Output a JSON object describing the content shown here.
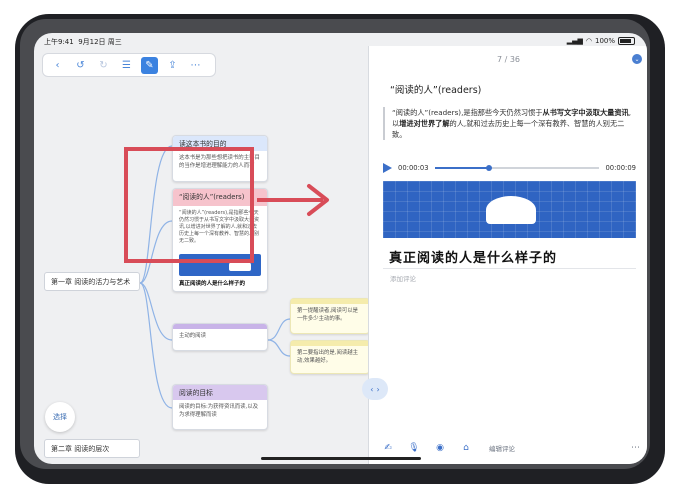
{
  "status": {
    "time": "上午9:41",
    "date": "9月12日 周三",
    "battery": "100%"
  },
  "toolbar": {
    "buttons": [
      "chevron-left-icon",
      "undo-icon",
      "redo-icon",
      "list-icon",
      "edit-icon",
      "share-icon",
      "more-icon"
    ]
  },
  "mindmap": {
    "chapter1": "第一章 阅读的活力与艺术",
    "chapter2": "第二章 阅读的层次",
    "node_purpose": {
      "title": "读这本书的目的",
      "body": "这本书是为那些想把读书的主要目的当作是增进理解能力的人而写"
    },
    "node_readers": {
      "title": "“阅读的人”(readers)",
      "body": "“阅读的人”(readers),是指那些今天仍然习惯于从书写文字中汲取大量资讯,以增进对世界了解的人,就和过去历史上每一个深有教养、智慧的人别无二致。",
      "caption": "真正阅读的人是什么样子的"
    },
    "node_active": {
      "title": "",
      "body": "主动的阅读"
    },
    "node_goal": {
      "title": "阅读的目标",
      "body": "阅读的目标:为获得资讯而读,以及为求得理解而读"
    },
    "note1": "第一提醒读者,阅读可以是一件多少主动的事。",
    "note2": "第二要指出的是,阅读越主动,效果越好。",
    "select_label": "选择"
  },
  "panel": {
    "page": "7 / 36",
    "title": "“阅读的人”(readers)",
    "quote_pre": "“阅读的人”(readers),是指那些今天仍然习惯于",
    "quote_bold1": "从书写文字中汲取大量资讯",
    "quote_mid": ",以",
    "quote_bold2": "增进对世界了解",
    "quote_post": "的人,就和过去历史上每一个深有教养、智慧的人别无二致。",
    "audio": {
      "current": "00:00:03",
      "total": "00:00:09",
      "progress": 0.33
    },
    "handwriting": "真正阅读的人是什么样子的",
    "add_comment": "添加评论",
    "edit_comment": "编辑评论"
  },
  "colors": {
    "accent": "#3b82e0",
    "highlight": "#d84c58"
  }
}
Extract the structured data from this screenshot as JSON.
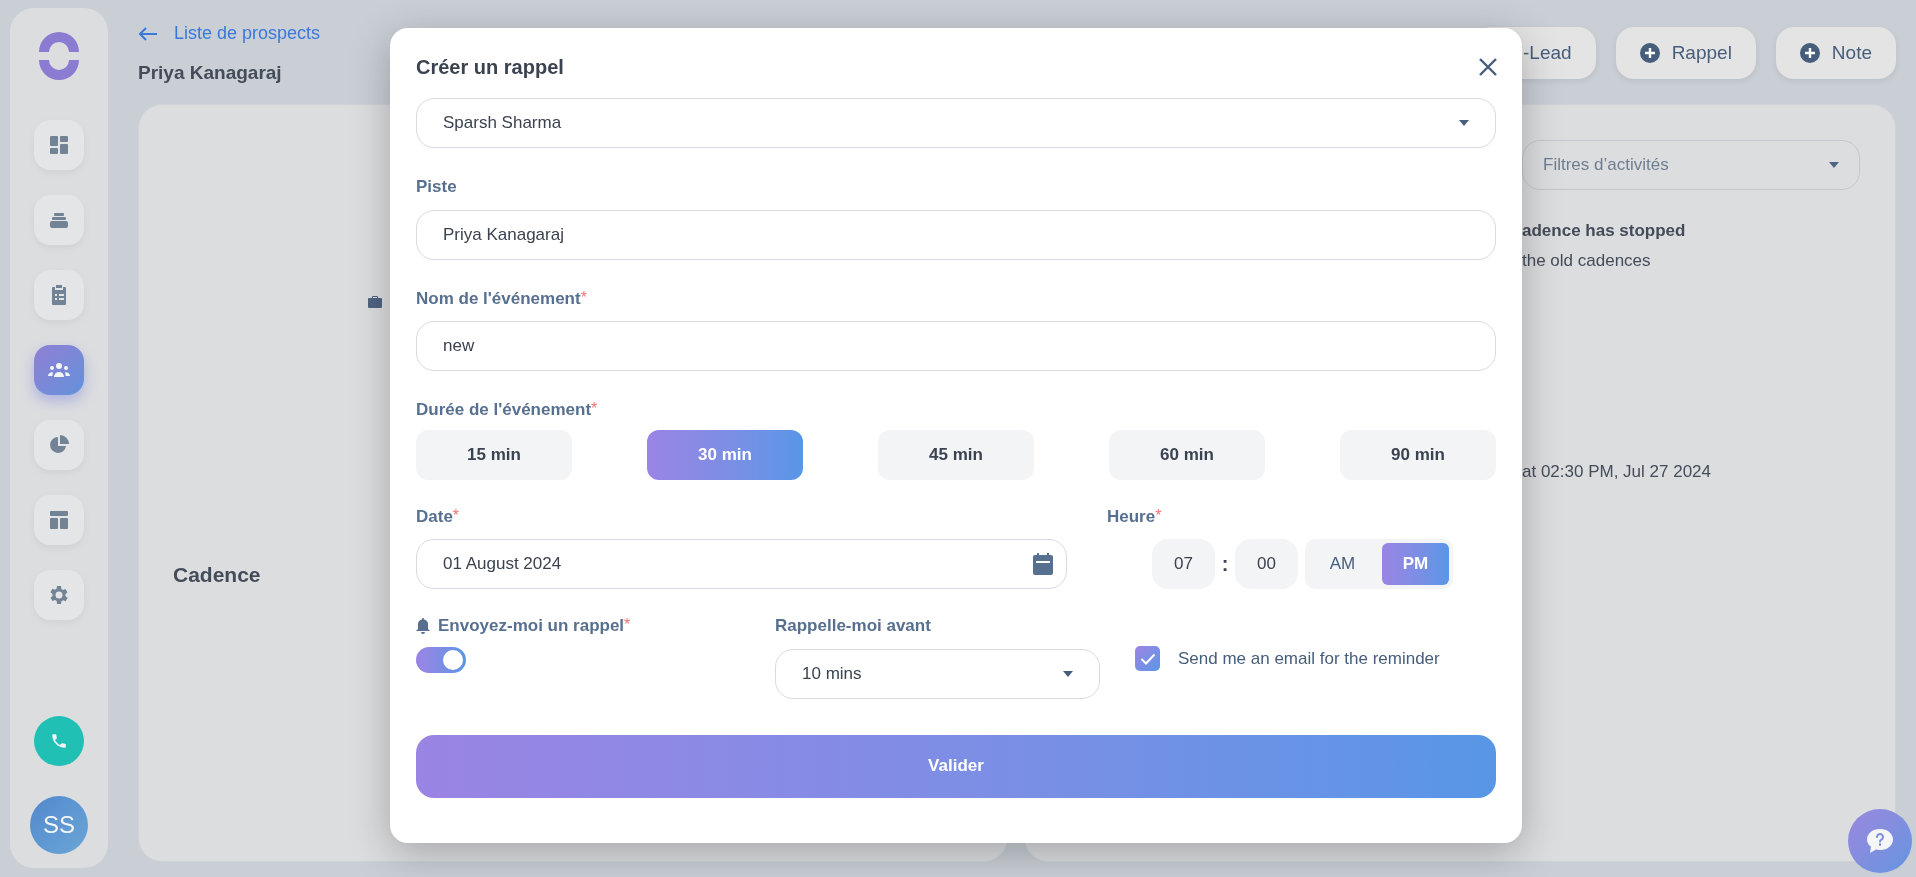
{
  "sidebar": {
    "items": [
      {
        "selected": false
      },
      {
        "selected": false
      },
      {
        "selected": false
      },
      {
        "selected": true
      },
      {
        "selected": false
      },
      {
        "selected": false
      },
      {
        "selected": false
      }
    ],
    "avatar": "SS"
  },
  "header": {
    "back_link": "Liste de prospects",
    "lead_name": "Priya Kanagaraj",
    "buttons": [
      {
        "label": "-Lead",
        "kind": "plain"
      },
      {
        "label": "Rappel",
        "kind": "plus"
      },
      {
        "label": "Note",
        "kind": "plus"
      }
    ]
  },
  "left_card": {
    "section": "Cadence"
  },
  "right_card": {
    "filter": {
      "placeholder": "Filtres d’activités"
    },
    "lines": [
      {
        "text": "adence has stopped",
        "bold": true
      },
      {
        "text": "the old cadences",
        "bold": false
      },
      {
        "text": "at 02:30 PM, Jul 27 2024",
        "bold": false
      }
    ]
  },
  "modal": {
    "title": "Créer un rappel",
    "user_select": "Sparsh Sharma",
    "fields": [
      {
        "label": "Piste",
        "value": "Priya Kanagaraj"
      },
      {
        "label": "Nom de l'événement",
        "required_mark": "*",
        "value": "new"
      }
    ],
    "duration": {
      "label": "Durée de l'événement",
      "required_mark": "*",
      "options": [
        {
          "label": "15 min",
          "selected": false
        },
        {
          "label": "30 min",
          "selected": true
        },
        {
          "label": "45 min",
          "selected": false
        },
        {
          "label": "60 min",
          "selected": false
        },
        {
          "label": "90 min",
          "selected": false
        }
      ]
    },
    "date": {
      "label": "Date",
      "required_mark": "*",
      "value": "01 August 2024"
    },
    "time": {
      "label": "Heure",
      "required_mark": "*",
      "hour": "07",
      "separator": ":",
      "minute": "00",
      "periods": [
        {
          "label": "AM",
          "selected": false
        },
        {
          "label": "PM",
          "selected": true
        }
      ]
    },
    "reminder": {
      "label": "Envoyez-moi un rappel",
      "required_mark": "*",
      "on": true
    },
    "remind_before": {
      "label": "Rappelle-moi avant",
      "value": "10 mins"
    },
    "email": {
      "label": "Send me an email for the reminder",
      "checked": true
    },
    "submit": "Valider"
  }
}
===============
Extract each line from the entries above that contains the string "Priya".

The solution —
    "lead_name": "Priya Kanagaraj",
        "value": "Priya Kanagaraj"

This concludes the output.